By @rohan-b99 in #8902

Align `ServiceMonitor` naming with other chart resources using the `router.fullname` helper (Issue #TSH-22160)

The ServiceMonitor Helm resource was using .Release.Name directly as its metadata.name, while all other chart resources (e.g. Service, Deployment) already used the router.fullname helper. This caused a naming inconsistency: for a release named my-release, the Service would be named my-release-router but the ServiceMonitor would be named my-release.

This change aligns the ServiceMonitor name with the rest of the chart by using {{ include "router.fullname" . }}, ensuring consistent naming and proper support for nameOverride and fullnameOverride values.

By @mateusgoettems in #8929

Return null data and respect error location config for fully-unauthorized requests (PR #9022)

When the query planner rejected a request because all fields were unauthorized, the response always placed errors in the errors array and returned data: {}, ignoring the configured errors.response location (errors, extensions, or disabled). The router now returns data: null and respects errors.response and errors.log, consistent with partially-unauthorized requests.

By @carodewig in #9022

Handle both `deprecated` enum values when merging coprocessor context (PR #8913)

## SUPPLIED INFORMATION
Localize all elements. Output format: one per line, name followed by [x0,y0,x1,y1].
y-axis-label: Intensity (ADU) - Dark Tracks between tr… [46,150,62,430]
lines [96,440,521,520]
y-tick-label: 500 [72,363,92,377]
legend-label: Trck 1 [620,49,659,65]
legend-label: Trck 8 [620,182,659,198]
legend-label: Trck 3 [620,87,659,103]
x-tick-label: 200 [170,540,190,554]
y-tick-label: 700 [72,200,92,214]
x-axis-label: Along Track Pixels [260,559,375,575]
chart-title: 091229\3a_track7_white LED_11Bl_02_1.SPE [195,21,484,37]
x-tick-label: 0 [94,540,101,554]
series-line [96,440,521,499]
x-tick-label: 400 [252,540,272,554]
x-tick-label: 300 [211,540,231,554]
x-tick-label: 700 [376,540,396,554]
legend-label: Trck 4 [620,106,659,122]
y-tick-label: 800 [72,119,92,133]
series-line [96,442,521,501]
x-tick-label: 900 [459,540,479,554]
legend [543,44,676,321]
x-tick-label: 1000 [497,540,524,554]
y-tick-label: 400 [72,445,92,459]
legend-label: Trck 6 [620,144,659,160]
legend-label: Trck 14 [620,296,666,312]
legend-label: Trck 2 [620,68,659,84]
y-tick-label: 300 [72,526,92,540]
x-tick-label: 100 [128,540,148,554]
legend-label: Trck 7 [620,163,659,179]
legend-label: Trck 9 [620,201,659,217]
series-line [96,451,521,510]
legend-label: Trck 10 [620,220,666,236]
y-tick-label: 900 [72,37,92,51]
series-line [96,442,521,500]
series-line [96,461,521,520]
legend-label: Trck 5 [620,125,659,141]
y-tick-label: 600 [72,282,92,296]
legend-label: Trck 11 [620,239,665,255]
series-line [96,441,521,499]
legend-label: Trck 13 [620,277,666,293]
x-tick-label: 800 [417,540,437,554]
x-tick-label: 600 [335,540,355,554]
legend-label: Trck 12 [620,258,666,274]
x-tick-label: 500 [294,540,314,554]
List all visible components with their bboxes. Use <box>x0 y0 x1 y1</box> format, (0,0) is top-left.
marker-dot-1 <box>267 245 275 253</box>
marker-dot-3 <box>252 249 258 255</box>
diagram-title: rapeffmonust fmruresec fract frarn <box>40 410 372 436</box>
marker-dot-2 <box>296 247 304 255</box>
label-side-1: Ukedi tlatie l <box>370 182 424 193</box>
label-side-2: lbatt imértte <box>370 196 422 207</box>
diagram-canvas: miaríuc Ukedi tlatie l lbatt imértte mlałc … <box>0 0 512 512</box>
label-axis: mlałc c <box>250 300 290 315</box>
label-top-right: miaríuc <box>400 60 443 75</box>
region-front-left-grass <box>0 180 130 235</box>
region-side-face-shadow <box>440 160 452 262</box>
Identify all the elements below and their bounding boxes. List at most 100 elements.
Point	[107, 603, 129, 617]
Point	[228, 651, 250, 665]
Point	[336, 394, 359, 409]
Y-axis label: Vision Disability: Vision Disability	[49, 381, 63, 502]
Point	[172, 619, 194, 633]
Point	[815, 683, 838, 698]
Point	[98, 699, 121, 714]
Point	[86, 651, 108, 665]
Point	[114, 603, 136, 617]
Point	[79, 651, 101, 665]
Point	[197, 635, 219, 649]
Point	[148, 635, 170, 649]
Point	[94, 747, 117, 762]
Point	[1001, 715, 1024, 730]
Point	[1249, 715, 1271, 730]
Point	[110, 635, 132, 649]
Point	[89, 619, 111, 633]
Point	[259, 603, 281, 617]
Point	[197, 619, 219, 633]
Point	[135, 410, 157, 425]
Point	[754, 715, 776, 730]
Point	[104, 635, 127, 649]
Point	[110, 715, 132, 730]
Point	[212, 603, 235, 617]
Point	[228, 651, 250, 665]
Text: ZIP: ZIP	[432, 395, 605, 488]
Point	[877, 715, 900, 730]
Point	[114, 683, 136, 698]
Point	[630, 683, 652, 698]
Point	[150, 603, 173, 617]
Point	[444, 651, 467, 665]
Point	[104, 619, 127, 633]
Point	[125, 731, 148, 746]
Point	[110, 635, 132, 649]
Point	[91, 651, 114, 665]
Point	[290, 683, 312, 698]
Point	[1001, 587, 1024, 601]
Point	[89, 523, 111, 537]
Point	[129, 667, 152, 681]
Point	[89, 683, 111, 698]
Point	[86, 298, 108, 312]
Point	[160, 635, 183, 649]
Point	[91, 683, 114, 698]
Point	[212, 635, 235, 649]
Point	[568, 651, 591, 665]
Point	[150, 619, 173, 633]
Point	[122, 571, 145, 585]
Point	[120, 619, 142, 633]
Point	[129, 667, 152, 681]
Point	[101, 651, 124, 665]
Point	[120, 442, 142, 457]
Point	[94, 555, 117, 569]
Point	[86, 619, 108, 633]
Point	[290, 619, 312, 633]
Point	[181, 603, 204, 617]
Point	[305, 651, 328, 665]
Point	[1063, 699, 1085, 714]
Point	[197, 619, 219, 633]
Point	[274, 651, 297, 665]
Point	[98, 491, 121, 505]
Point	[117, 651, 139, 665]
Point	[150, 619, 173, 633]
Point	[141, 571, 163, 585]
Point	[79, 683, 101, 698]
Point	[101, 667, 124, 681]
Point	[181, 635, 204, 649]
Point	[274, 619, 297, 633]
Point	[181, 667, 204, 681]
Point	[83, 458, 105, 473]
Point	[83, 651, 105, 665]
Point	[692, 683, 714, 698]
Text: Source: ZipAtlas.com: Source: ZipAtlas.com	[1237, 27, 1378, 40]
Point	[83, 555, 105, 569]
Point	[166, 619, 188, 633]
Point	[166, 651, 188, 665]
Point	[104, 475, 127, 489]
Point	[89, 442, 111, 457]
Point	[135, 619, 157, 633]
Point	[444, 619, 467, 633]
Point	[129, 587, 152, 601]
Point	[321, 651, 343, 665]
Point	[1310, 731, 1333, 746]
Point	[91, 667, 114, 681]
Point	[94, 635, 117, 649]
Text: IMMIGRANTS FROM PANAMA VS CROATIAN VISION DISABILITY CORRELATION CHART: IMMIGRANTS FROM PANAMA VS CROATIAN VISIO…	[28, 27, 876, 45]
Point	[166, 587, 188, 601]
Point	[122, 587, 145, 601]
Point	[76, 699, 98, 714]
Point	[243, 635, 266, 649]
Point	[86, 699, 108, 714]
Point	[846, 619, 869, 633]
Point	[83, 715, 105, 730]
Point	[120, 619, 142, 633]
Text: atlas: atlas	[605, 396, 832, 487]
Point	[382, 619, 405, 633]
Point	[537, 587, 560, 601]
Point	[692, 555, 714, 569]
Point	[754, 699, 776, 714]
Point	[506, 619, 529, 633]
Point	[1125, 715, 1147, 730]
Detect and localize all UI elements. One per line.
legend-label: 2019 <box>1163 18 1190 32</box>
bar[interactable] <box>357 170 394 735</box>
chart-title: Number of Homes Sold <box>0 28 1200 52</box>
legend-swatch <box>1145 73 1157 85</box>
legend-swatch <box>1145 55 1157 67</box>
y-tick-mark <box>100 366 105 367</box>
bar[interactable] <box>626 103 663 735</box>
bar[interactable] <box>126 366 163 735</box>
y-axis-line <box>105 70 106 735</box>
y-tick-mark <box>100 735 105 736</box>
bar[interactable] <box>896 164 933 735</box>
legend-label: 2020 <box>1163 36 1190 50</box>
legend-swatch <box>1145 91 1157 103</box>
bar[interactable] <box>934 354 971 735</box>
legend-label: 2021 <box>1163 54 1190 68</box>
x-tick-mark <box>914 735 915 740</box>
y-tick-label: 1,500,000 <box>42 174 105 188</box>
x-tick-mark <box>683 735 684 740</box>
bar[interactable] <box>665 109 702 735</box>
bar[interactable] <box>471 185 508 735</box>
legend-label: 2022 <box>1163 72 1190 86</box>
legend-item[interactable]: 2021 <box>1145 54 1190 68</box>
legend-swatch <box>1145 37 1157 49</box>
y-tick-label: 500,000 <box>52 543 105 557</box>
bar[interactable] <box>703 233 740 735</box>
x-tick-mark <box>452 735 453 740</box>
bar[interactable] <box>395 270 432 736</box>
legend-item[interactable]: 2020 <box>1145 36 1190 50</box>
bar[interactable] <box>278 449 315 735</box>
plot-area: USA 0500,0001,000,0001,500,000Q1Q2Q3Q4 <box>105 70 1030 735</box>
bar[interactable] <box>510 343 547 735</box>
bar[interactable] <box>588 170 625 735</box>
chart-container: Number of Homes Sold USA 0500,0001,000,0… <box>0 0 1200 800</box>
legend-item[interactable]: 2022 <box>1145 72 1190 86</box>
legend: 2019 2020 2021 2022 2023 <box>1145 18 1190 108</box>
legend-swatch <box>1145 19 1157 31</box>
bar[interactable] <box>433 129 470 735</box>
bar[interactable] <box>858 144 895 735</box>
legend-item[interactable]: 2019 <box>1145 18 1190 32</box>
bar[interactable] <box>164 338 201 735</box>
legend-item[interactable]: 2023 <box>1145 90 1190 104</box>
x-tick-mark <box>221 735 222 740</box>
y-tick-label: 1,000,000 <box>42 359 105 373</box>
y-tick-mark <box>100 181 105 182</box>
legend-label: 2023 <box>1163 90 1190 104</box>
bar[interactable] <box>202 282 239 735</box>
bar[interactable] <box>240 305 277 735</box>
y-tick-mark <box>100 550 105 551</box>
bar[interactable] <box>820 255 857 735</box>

## EXERCISE INSTRUCTIONS
A – Answer these questions from the router changelog, marking each answer (i), (ii), (iii):
(i) What did the ServiceMonitor use directly as its metadata.name?
(ii) For a release named my-release, what name did the Service have?
(iii) Before the fix, what value did the response return for data when all fields were unauthorized?
B – Copy the router changelog word for word, from "When the query" to "with partially-unauthorized requests.".
C – Write the next part of the router changelog, picking up after its last line.

## WRITTEN ANSWERS
A –
(i) .Release.Name
(ii) my-release-router
(iii) data: {}

B –
When the query planner rejected a request because all fields were unauthorized, the response always placed errors in the errors array and returned data: {}, ignoring the configured errors.response location (errors, extensions, or disabled). The router now returns data: null and respects errors.response and errors.log, consistent with partially-unauthorized requests.

C –
A change to coprocessor context merges in Router v2.10 caused keys to be deleted when context: true is used as the coprocessor context selector in the router configuration file.

The workaround was to pass context: deprecated instead. This change brings parity when context: true is provided.

By @carodewig in #8913

Block router startup when certain OTEL environment variables are set (PR #8915)

The router now fails to start if any of the following OpenTelemetry (OTEL) environment variables are set:

OTEL_EXPORTER_OTLP_ENDPOINT
OTEL_EXPORTER_OTLP_TRACES_ENDPOINT
OTEL_EXPORTER_OTLP_METRICS_ENDPOINT

Using these variables isn't supported by the router because they can override or interfere with its built-in telemetry configuration, leading to unexpected behavior.

Previously, the router emitted a warning when OTEL_EXPORTER_OTLP_ENDPOINT was present. Startup is now blocked to prevent unintended telemetry configuration conflicts.

If your deployment defines any of these environment variables (for example, through base container images, platform defaults, or infrastructure tooling), remove them before starting the router.

By @OriginLeon in #8915

Prevent the readiness ticker from resetting the sampling window clock on recovery (PR #8966)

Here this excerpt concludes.